WHAT TO DO: Word for word, repeat the entries, minus the pictures.

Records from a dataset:
■ ■ ■ ■ ■

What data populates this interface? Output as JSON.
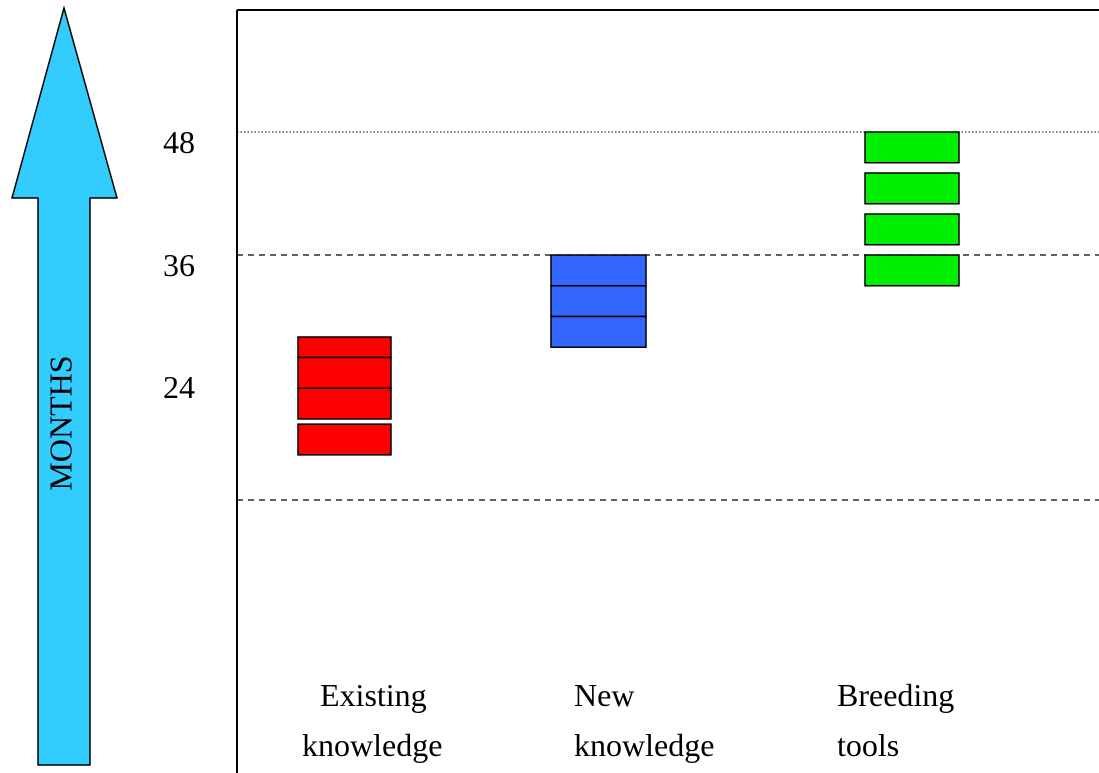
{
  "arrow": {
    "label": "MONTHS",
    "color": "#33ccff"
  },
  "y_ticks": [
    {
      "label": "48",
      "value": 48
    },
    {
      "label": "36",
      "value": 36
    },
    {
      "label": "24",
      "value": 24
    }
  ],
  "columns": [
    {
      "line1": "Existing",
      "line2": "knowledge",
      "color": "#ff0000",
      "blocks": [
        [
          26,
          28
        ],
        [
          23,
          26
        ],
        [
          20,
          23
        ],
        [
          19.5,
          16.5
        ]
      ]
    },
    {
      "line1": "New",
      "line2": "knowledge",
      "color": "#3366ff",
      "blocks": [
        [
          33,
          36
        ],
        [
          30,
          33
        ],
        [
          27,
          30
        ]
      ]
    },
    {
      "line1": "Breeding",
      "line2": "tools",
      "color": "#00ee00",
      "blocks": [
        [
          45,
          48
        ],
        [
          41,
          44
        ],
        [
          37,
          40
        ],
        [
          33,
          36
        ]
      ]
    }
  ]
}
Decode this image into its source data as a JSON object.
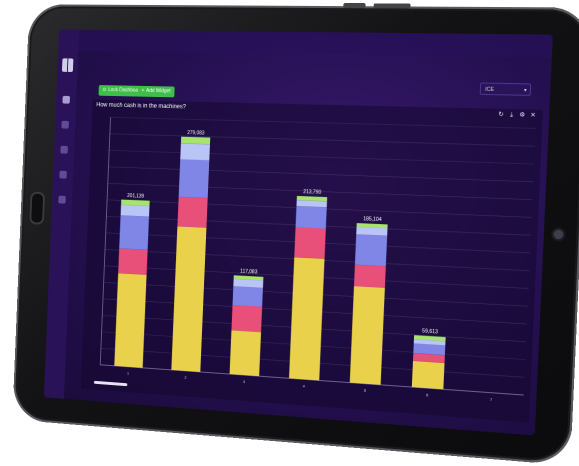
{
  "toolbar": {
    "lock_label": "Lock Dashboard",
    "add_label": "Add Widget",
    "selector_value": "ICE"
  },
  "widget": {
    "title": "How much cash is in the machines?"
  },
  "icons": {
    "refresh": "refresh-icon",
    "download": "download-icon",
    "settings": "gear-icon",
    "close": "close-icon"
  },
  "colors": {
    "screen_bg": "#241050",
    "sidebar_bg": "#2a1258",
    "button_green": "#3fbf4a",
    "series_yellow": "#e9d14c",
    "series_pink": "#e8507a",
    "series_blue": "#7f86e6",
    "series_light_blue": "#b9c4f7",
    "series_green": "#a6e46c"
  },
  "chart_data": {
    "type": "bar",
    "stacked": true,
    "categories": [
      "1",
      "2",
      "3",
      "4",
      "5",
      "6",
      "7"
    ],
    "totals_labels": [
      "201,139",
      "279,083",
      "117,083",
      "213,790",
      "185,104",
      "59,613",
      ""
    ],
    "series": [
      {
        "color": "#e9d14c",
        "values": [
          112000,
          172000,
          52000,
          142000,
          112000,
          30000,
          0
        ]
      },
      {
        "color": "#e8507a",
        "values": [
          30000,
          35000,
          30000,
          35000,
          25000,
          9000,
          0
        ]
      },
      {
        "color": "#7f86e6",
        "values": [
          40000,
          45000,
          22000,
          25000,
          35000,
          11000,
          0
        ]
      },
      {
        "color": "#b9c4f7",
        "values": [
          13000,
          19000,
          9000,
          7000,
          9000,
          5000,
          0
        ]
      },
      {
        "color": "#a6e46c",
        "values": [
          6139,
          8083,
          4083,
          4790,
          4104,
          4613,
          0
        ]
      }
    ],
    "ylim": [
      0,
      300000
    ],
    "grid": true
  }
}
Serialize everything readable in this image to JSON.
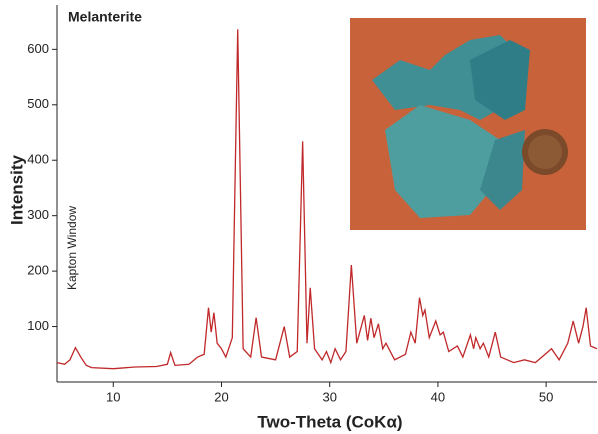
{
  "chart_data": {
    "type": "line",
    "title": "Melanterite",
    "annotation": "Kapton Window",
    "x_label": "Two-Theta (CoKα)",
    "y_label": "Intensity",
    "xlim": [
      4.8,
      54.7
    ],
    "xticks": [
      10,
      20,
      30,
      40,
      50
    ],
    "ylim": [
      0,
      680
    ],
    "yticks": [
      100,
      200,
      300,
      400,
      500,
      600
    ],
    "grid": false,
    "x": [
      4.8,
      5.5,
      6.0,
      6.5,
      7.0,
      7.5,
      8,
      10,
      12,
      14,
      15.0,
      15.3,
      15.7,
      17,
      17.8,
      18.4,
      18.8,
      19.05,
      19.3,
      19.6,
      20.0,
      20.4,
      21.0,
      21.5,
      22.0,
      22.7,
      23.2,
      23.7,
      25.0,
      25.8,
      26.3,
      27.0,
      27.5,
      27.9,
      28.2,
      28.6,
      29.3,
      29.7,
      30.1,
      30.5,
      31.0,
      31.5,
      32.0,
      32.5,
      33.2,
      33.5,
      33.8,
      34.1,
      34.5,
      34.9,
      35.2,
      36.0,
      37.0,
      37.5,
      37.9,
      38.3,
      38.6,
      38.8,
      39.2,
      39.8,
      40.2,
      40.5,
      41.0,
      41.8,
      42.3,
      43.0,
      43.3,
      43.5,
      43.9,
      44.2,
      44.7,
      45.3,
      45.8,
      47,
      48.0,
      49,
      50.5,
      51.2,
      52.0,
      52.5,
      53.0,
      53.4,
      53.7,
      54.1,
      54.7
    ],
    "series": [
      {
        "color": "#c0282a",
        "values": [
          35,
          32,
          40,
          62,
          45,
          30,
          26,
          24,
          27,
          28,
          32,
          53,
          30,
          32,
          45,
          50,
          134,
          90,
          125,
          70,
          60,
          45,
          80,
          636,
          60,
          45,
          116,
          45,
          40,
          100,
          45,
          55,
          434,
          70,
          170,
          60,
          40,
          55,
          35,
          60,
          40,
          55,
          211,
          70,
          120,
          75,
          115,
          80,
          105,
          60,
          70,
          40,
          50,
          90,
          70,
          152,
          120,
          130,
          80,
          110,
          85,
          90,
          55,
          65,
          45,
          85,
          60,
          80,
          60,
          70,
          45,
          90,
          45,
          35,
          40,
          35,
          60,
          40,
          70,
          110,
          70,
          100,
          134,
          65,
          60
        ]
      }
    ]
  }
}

■ ■ ■ ■ ■

RESULT OF THE TASK:
What data populates this interface? Output as JSON.
{
  "arrow": {
    "label": "MONTHS",
    "color": "#33ccff"
  },
  "y_ticks": [
    {
      "label": "48",
      "value": 48
    },
    {
      "label": "36",
      "value": 36
    },
    {
      "label": "24",
      "value": 24
    }
  ],
  "columns": [
    {
      "line1": "Existing",
      "line2": "knowledge",
      "color": "#ff0000",
      "blocks": [
        [
          26,
          28
        ],
        [
          23,
          26
        ],
        [
          20,
          23
        ],
        [
          19.5,
          16.5
        ]
      ]
    },
    {
      "line1": "New",
      "line2": "knowledge",
      "color": "#3366ff",
      "blocks": [
        [
          33,
          36
        ],
        [
          30,
          33
        ],
        [
          27,
          30
        ]
      ]
    },
    {
      "line1": "Breeding",
      "line2": "tools",
      "color": "#00ee00",
      "blocks": [
        [
          45,
          48
        ],
        [
          41,
          44
        ],
        [
          37,
          40
        ],
        [
          33,
          36
        ]
      ]
    }
  ]
}
Decode this image into its source data as a JSON object.
{
  "toolbar": {
    "lock_label": "Lock Dashboard",
    "add_label": "Add Widget",
    "selector_value": "ICE"
  },
  "widget": {
    "title": "How much cash is in the machines?"
  },
  "icons": {
    "refresh": "refresh-icon",
    "download": "download-icon",
    "settings": "gear-icon",
    "close": "close-icon"
  },
  "colors": {
    "screen_bg": "#241050",
    "sidebar_bg": "#2a1258",
    "button_green": "#3fbf4a",
    "series_yellow": "#e9d14c",
    "series_pink": "#e8507a",
    "series_blue": "#7f86e6",
    "series_light_blue": "#b9c4f7",
    "series_green": "#a6e46c"
  },
  "chart_data": {
    "type": "bar",
    "stacked": true,
    "categories": [
      "1",
      "2",
      "3",
      "4",
      "5",
      "6",
      "7"
    ],
    "totals_labels": [
      "201,139",
      "279,083",
      "117,083",
      "213,790",
      "185,104",
      "59,613",
      ""
    ],
    "series": [
      {
        "color": "#e9d14c",
        "values": [
          112000,
          172000,
          52000,
          142000,
          112000,
          30000,
          0
        ]
      },
      {
        "color": "#e8507a",
        "values": [
          30000,
          35000,
          30000,
          35000,
          25000,
          9000,
          0
        ]
      },
      {
        "color": "#7f86e6",
        "values": [
          40000,
          45000,
          22000,
          25000,
          35000,
          11000,
          0
        ]
      },
      {
        "color": "#b9c4f7",
        "values": [
          13000,
          19000,
          9000,
          7000,
          9000,
          5000,
          0
        ]
      },
      {
        "color": "#a6e46c",
        "values": [
          6139,
          8083,
          4083,
          4790,
          4104,
          4613,
          0
        ]
      }
    ],
    "ylim": [
      0,
      300000
    ],
    "grid": true
  }
}
Serialize everything readable in this image to JSON.
{
  "chart_data": {
    "type": "line",
    "title": "Melanterite",
    "annotation": "Kapton Window",
    "x_label": "Two-Theta (CoKα)",
    "y_label": "Intensity",
    "xlim": [
      4.8,
      54.7
    ],
    "xticks": [
      10,
      20,
      30,
      40,
      50
    ],
    "ylim": [
      0,
      680
    ],
    "yticks": [
      100,
      200,
      300,
      400,
      500,
      600
    ],
    "grid": false,
    "x": [
      4.8,
      5.5,
      6.0,
      6.5,
      7.0,
      7.5,
      8,
      10,
      12,
      14,
      15.0,
      15.3,
      15.7,
      17,
      17.8,
      18.4,
      18.8,
      19.05,
      19.3,
      19.6,
      20.0,
      20.4,
      21.0,
      21.5,
      22.0,
      22.7,
      23.2,
      23.7,
      25.0,
      25.8,
      26.3,
      27.0,
      27.5,
      27.9,
      28.2,
      28.6,
      29.3,
      29.7,
      30.1,
      30.5,
      31.0,
      31.5,
      32.0,
      32.5,
      33.2,
      33.5,
      33.8,
      34.1,
      34.5,
      34.9,
      35.2,
      36.0,
      37.0,
      37.5,
      37.9,
      38.3,
      38.6,
      38.8,
      39.2,
      39.8,
      40.2,
      40.5,
      41.0,
      41.8,
      42.3,
      43.0,
      43.3,
      43.5,
      43.9,
      44.2,
      44.7,
      45.3,
      45.8,
      47,
      48.0,
      49,
      50.5,
      51.2,
      52.0,
      52.5,
      53.0,
      53.4,
      53.7,
      54.1,
      54.7
    ],
    "series": [
      {
        "color": "#c0282a",
        "values": [
          35,
          32,
          40,
          62,
          45,
          30,
          26,
          24,
          27,
          28,
          32,
          53,
          30,
          32,
          45,
          50,
          134,
          90,
          125,
          70,
          60,
          45,
          80,
          636,
          60,
          45,
          116,
          45,
          40,
          100,
          45,
          55,
          434,
          70,
          170,
          60,
          40,
          55,
          35,
          60,
          40,
          55,
          211,
          70,
          120,
          75,
          115,
          80,
          105,
          60,
          70,
          40,
          50,
          90,
          70,
          152,
          120,
          130,
          80,
          110,
          85,
          90,
          55,
          65,
          45,
          85,
          60,
          80,
          60,
          70,
          45,
          90,
          45,
          35,
          40,
          35,
          60,
          40,
          70,
          110,
          70,
          100,
          134,
          65,
          60
        ]
      }
    ]
  }
}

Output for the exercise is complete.